-- What the task requires --
What is needed is every line of the data that includes the word "ensures". Please copy each one.

-- Data records --
# # # # # # #
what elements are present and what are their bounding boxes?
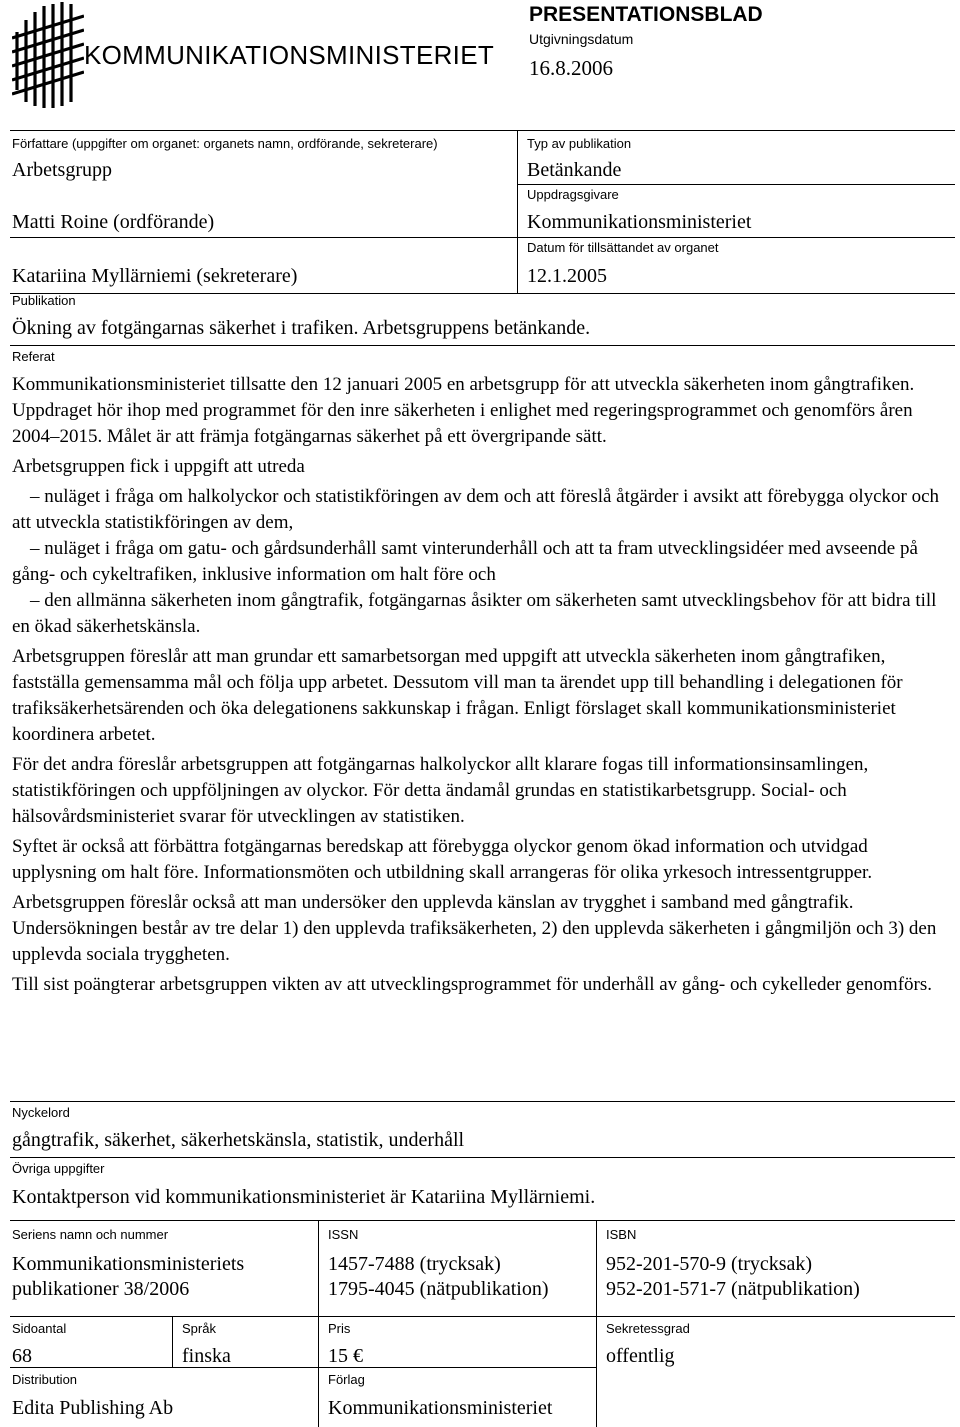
rule [517,237,955,238]
isbn-label: ISBN [606,1227,637,1242]
abstract-list-item: – nuläget i fråga om gatu- och gårdsunderhåll samt vinterunderhåll och att ta fram utvecklingsidéer med avseende på gång- och cykeltrafiken, inklusive information om halt före och [12,538,918,585]
abstract-paragraph: Till sist poängterar arbetsgruppen vikten av att utvecklingsprogrammet för underhåll av gång- och cykelleder genomförs. [12,974,933,995]
distribution-label: Distribution [12,1372,78,1387]
commissioner-label: Uppdragsgivare [527,187,619,202]
isbn-web: 952-201-571-7 (nätpublikation) [606,1278,860,1300]
keywords-value: gångtrafik, säkerhet, säkerhetskänsla, statistik, underhåll [12,1129,465,1151]
ministry-logo-mark [12,2,84,110]
commissioner-value: Kommunikationsministeriet [527,211,752,233]
rule [517,184,955,185]
rule [596,1220,597,1427]
price-label: Pris [328,1321,351,1336]
pages-value: 68 [12,1345,32,1367]
distribution-value: Edita Publishing Ab [12,1397,174,1419]
publisher-value: Kommunikationsministeriet [328,1397,553,1419]
pages-label: Sidoantal [12,1321,67,1336]
rule [517,130,518,293]
release-date-label: Utgivningsdatum [529,31,634,47]
confidentiality-label: Sekretessgrad [606,1321,690,1336]
abstract-paragraph: Kommunikationsministeriet tillsatte den 12 januari 2005 en arbetsgrupp för att utveckla säkerheten inom gångtrafiken. Uppdraget hör ihop med programmet för den inre säkerheten i enlighet med regeringsprogrammet och genomförs åren 2004–2015. Målet är att främja fotgängarnas säkerhet på ett övergripande sätt. [12,374,915,447]
confidentiality-value: offentlig [606,1345,675,1367]
abstract-paragraph: Syftet är också att förbättra fotgängarnas beredskap att förebygga olyckor genom ökad information och utvidgad upplysning om halt före. Informationsmöten och utbildning skall arrangeras för olika yrkesoch intressentgrupper. [12,836,873,883]
series-number: publikationer 38/2006 [12,1278,190,1300]
publication-type-value: Betänkande [527,159,622,181]
abstract-label: Referat [12,349,55,364]
issn-web: 1795-4045 (nätpublikation) [328,1278,549,1300]
author-secretary: Katariina Myllärniemi (sekreterare) [12,265,298,287]
language-value: finska [182,1345,231,1367]
rule [10,1367,596,1368]
rule [10,293,955,294]
publication-type-label: Typ av publikation [527,136,632,151]
rule [10,1316,955,1317]
publication-title: Ökning av fotgängarnas säkerhet i trafiken. Arbetsgruppens betänkande. [12,317,591,339]
rule [10,345,955,346]
keywords-label: Nyckelord [12,1105,70,1120]
publication-label: Publikation [12,293,76,308]
series-label: Seriens namn och nummer [12,1227,169,1242]
rule [10,1157,955,1158]
appointed-date-label: Datum för tillsättandet av organet [527,240,719,255]
abstract-body [12,372,949,1002]
language-label: Språk [182,1321,216,1336]
rule [10,1101,955,1102]
other-info-value: Kontaktperson vid kommunikationsministeriet är Katariina Myllärniemi. [12,1186,596,1208]
author-group: Arbetsgrupp [12,159,112,181]
author-chair: Matti Roine (ordförande) [12,211,215,233]
abstract-paragraph: Arbetsgruppen fick i uppgift att utreda [12,456,305,477]
abstract-paragraph: För det andra föreslår arbetsgruppen att fotgängarnas halkolyckor allt klarare fogas till informationsinsamlingen, statistikföringen och uppföljningen av olyckor. För detta ändamål grundas en statistikarbetsgrupp. Social- och hälsovårdsministeriet svarar för utvecklingen av statistiken. [12,754,869,827]
isbn-print: 952-201-570-9 (trycksak) [606,1253,813,1275]
abstract-paragraph: Arbetsgruppen föreslår också att man undersöker den upplevda känslan av trygghet i samband med gångtrafik. Undersökningen består av tre delar 1) den upplevda trafiksäkerheten, 2) den upplevda säkerheten i gångmiljön och 3) den upplevda sociala tryggheten. [12,892,937,965]
series-name: Kommunikationsministeriets [12,1253,245,1275]
issn-print: 1457-7488 (trycksak) [328,1253,501,1275]
abstract-list-item: – den allmänna säkerheten inom gångtrafik, fotgängarnas åsikter om säkerheten samt utvecklingsbehov för att bidra till en ökad säkerhetskänsla. [12,590,937,637]
abstract-list-item: – nuläget i fråga om halkolyckor och statistikföringen av dem och att föreslå åtgärder i avsikt att förebygga olyckor och att utveckla statistikföringen av dem, [12,486,940,533]
rule [10,237,517,238]
appointed-date-value: 12.1.2005 [527,265,607,287]
rule [10,1220,955,1221]
rule [172,1316,173,1367]
authors-label: Författare (uppgifter om organet: organets namn, ordförande, sekreterare) [12,136,438,151]
ministry-name: KOMMUNIKATIONSMINISTERIET [84,40,495,70]
issn-label: ISSN [328,1227,359,1242]
rule [318,1220,319,1427]
document-type-title: PRESENTATIONSBLAD [529,3,763,26]
other-info-label: Övriga uppgifter [12,1161,105,1176]
publisher-label: Förlag [328,1372,365,1387]
rule [10,130,955,131]
abstract-paragraph: Arbetsgruppen föreslår att man grundar ett samarbetsorgan med uppgift att utveckla säkerheten inom gångtrafiken, fastställa gemensamma mål och följa upp arbetet. Dessutom vill man ta ärendet upp till behandling i delegationen för trafiksäkerhetsärenden och öka delegationens sakkunskap i frågan. Enligt förslaget skall kommunikationsministeriet koordinera arbetet. [12,646,903,745]
release-date: 16.8.2006 [529,56,613,80]
price-value: 15 € [328,1345,363,1367]
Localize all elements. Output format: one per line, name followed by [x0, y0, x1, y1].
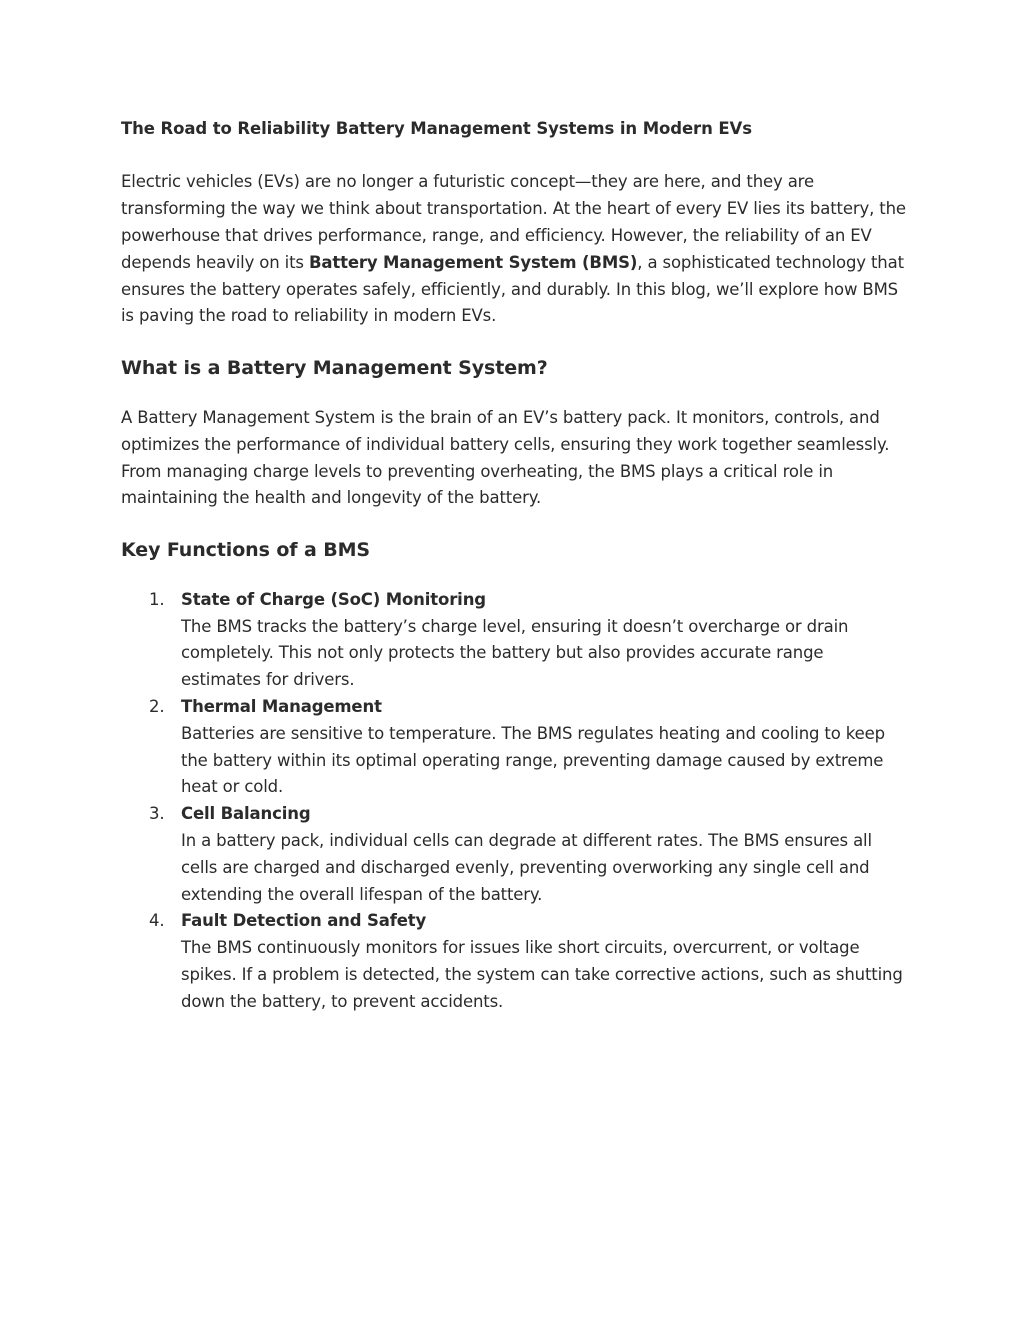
list-item-title: Fault Detection and Safety — [181, 911, 427, 931]
list-item-text: The BMS continuously monitors for issues like short circuits, overcurrent, or voltage spikes. If a problem is detected, the system can take corrective actions, such as shutting down the battery, to prevent accidents. — [181, 938, 903, 1011]
list-item — [121, 801, 906, 908]
document-title: The Road to Reliability Battery Management Systems in Modern EVs — [121, 119, 752, 138]
list-item — [121, 694, 906, 801]
document-page — [121, 118, 906, 1016]
key-functions-list — [121, 587, 906, 1016]
list-item-number: 2. — [149, 696, 165, 716]
list-item-title: Thermal Management — [181, 696, 382, 716]
intro-text-before: Electric vehicles (EVs) are no longer a futuristic concept—they are here, and they are transforming the way we think about transportation. At the heart of every EV lies its battery, the powerhouse that drives performance, range, and efficiency. However, the reliability of an EV depends heavily on its — [121, 172, 906, 272]
intro-bold-term: Battery Management System (BMS) — [308, 252, 638, 272]
section-body-bms-definition: A Battery Management System is the brain of an EV’s battery pack. It monitors, controls, and optimizes the performance of individual battery cells, ensuring they work together seamlessly. From managing charge levels to preventing overheating, the BMS plays a critical role in maintaining the health and longevity of the battery. — [121, 407, 890, 508]
intro-paragraph — [121, 169, 906, 330]
list-item-number: 3. — [149, 804, 165, 824]
list-item-text: The BMS tracks the battery’s charge level, ensuring it doesn’t overcharge or drain completely. This not only protects the battery but also provides accurate range estimates for drivers. — [181, 616, 849, 690]
list-item-title: State of Charge (SoC) Monitoring — [181, 589, 486, 609]
list-item-number: 1. — [149, 589, 165, 609]
list-item-title: Cell Balancing — [181, 804, 311, 824]
list-item — [121, 908, 906, 1015]
section-heading-bms-definition: What is a Battery Management System? — [121, 357, 548, 380]
list-item-text: In a battery pack, individual cells can degrade at different rates. The BMS ensures all cells are charged and discharged evenly, preventing overworking any single cell and extending the overall lifespan of the battery. — [181, 830, 872, 904]
section-heading-key-functions: Key Functions of a BMS — [121, 539, 370, 562]
intro-text-after: , a sophisticated technology that ensures the battery operates safely, efficiently, and durably. In this blog, we’ll explore how BMS is paving the road to reliability in modern EVs. — [121, 252, 904, 326]
list-item-text: Batteries are sensitive to temperature. The BMS regulates heating and cooling to keep the battery within its optimal operating range, preventing damage caused by extreme heat or cold. — [181, 723, 885, 797]
list-item-number: 4. — [149, 911, 165, 931]
list-item — [121, 587, 906, 694]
# # # # # # #
-- Solution to this exercise --
list-item-text: In a battery pack, individual cells can degrade at different rates. The BMS ensures all cells are charged and discharged evenly, preventing overworking any single cell and extending the overall lifespan of the battery. — [181, 830, 872, 904]
intro-text-after: , a sophisticated technology that ensures the battery operates safely, efficiently, and durably. In this blog, we’ll explore how BMS is paving the road to reliability in modern EVs. — [121, 252, 904, 326]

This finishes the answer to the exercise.